→ WORK REQUIRED
Scan the records for the word "annotation". Copy each line that includes it.

→ GIVEN DATA
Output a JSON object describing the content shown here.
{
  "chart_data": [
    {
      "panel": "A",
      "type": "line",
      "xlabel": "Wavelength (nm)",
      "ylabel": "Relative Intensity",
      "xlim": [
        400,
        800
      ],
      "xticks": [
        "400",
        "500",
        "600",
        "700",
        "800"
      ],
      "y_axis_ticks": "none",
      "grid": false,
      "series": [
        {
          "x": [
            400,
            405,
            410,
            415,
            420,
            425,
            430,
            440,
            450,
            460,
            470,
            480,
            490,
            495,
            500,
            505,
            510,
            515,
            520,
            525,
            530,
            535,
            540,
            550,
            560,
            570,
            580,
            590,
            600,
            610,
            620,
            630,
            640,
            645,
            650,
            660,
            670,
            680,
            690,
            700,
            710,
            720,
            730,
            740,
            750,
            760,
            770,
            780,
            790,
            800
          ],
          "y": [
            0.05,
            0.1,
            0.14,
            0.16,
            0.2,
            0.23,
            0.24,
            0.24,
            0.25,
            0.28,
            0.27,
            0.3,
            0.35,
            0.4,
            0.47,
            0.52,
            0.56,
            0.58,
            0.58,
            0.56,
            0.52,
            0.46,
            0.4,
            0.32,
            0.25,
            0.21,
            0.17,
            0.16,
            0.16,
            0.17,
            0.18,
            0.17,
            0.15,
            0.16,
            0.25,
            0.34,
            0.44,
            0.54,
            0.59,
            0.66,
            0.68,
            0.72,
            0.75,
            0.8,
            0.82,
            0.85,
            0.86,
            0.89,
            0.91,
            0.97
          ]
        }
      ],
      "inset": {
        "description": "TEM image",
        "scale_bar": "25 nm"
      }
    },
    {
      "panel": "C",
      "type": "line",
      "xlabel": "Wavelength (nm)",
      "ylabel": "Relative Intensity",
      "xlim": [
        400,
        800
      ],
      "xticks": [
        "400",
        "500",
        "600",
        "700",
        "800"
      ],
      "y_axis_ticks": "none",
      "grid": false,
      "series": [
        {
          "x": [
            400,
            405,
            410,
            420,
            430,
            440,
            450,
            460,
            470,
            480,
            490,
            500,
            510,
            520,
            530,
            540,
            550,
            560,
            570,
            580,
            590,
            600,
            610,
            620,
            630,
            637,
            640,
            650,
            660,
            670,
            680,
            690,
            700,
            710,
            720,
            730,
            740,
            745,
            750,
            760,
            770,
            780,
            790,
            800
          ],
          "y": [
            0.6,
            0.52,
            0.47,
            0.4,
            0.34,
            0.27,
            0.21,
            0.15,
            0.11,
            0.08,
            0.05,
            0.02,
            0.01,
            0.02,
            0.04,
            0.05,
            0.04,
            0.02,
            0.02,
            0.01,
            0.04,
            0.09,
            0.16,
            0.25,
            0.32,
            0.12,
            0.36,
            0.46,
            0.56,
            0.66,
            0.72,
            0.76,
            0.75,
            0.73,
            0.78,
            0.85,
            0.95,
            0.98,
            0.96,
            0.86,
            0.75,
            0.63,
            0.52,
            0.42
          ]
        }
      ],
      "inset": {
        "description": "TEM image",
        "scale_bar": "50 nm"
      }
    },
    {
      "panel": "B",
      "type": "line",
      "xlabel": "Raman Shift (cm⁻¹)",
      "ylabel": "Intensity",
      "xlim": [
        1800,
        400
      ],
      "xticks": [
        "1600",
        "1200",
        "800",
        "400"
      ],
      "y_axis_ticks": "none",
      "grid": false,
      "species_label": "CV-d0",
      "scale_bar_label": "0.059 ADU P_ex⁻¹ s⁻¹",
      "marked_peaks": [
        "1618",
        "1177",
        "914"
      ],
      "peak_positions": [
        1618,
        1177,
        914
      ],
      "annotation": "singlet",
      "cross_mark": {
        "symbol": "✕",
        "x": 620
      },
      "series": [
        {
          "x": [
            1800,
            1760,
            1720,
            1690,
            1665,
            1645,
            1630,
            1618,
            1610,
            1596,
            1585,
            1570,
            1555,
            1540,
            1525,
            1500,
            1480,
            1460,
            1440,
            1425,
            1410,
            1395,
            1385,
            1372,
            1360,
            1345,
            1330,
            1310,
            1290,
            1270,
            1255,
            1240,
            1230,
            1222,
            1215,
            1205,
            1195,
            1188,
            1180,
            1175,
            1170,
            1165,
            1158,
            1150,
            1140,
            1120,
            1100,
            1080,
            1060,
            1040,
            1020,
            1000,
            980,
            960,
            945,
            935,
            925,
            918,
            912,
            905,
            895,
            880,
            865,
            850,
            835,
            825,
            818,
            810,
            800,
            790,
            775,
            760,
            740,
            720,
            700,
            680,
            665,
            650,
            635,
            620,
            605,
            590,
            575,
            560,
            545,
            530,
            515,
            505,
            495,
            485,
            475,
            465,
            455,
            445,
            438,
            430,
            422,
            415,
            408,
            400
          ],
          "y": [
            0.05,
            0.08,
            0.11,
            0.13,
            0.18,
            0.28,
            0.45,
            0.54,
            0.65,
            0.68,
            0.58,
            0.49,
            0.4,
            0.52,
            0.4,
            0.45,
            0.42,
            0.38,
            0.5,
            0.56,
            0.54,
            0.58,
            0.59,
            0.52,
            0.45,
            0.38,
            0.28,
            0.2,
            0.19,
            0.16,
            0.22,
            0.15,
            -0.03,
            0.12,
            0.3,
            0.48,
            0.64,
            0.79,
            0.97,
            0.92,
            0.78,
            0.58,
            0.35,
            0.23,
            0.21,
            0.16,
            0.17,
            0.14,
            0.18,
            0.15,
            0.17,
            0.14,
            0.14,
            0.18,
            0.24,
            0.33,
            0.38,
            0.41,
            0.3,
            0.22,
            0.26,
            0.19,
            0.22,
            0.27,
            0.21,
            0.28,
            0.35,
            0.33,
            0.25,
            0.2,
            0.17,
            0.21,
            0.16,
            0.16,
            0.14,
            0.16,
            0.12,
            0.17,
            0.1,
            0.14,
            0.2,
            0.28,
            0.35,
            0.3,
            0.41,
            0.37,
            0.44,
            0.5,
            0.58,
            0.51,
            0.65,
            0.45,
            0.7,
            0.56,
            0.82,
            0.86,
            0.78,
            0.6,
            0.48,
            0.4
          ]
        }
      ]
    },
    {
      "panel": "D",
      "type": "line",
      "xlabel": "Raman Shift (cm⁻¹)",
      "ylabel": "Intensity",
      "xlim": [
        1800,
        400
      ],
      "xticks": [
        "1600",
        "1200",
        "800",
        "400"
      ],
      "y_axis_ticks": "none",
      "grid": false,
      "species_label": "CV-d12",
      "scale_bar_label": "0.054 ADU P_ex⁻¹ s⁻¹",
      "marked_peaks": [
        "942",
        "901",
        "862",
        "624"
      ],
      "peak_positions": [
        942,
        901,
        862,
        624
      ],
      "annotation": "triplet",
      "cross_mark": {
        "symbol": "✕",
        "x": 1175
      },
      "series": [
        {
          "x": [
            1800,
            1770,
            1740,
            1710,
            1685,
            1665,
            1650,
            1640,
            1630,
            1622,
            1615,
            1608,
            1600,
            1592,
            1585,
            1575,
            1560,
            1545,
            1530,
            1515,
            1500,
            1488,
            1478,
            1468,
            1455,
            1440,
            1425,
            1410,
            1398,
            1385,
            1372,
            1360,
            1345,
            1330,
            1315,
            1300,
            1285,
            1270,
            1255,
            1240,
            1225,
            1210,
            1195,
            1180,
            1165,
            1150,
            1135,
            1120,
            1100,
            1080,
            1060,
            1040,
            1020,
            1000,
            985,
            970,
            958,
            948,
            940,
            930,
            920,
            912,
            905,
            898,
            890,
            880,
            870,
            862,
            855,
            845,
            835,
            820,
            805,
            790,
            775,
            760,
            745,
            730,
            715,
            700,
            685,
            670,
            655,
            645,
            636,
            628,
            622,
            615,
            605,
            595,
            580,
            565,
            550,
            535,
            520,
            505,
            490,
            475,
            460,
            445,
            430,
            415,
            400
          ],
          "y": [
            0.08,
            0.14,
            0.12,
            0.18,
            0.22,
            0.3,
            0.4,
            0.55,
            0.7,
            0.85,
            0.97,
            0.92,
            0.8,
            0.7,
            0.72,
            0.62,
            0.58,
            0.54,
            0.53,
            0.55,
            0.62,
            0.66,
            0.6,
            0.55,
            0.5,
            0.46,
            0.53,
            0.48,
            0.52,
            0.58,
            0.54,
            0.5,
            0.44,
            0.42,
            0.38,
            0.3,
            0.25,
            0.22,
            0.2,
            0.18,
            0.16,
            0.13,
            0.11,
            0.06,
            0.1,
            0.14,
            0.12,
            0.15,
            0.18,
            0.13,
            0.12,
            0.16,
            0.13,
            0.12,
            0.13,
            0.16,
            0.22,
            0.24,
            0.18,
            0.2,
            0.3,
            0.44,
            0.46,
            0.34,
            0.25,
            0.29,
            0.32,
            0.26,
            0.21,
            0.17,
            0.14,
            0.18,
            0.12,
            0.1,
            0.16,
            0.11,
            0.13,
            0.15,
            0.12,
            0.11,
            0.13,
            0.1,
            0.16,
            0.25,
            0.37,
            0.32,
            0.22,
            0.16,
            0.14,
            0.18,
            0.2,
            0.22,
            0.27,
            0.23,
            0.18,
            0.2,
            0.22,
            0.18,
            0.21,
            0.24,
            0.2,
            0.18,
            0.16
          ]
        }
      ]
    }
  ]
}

→ RESPONSE TO THE EXERCISE
      "annotation": "singlet",
      "annotation": "triplet",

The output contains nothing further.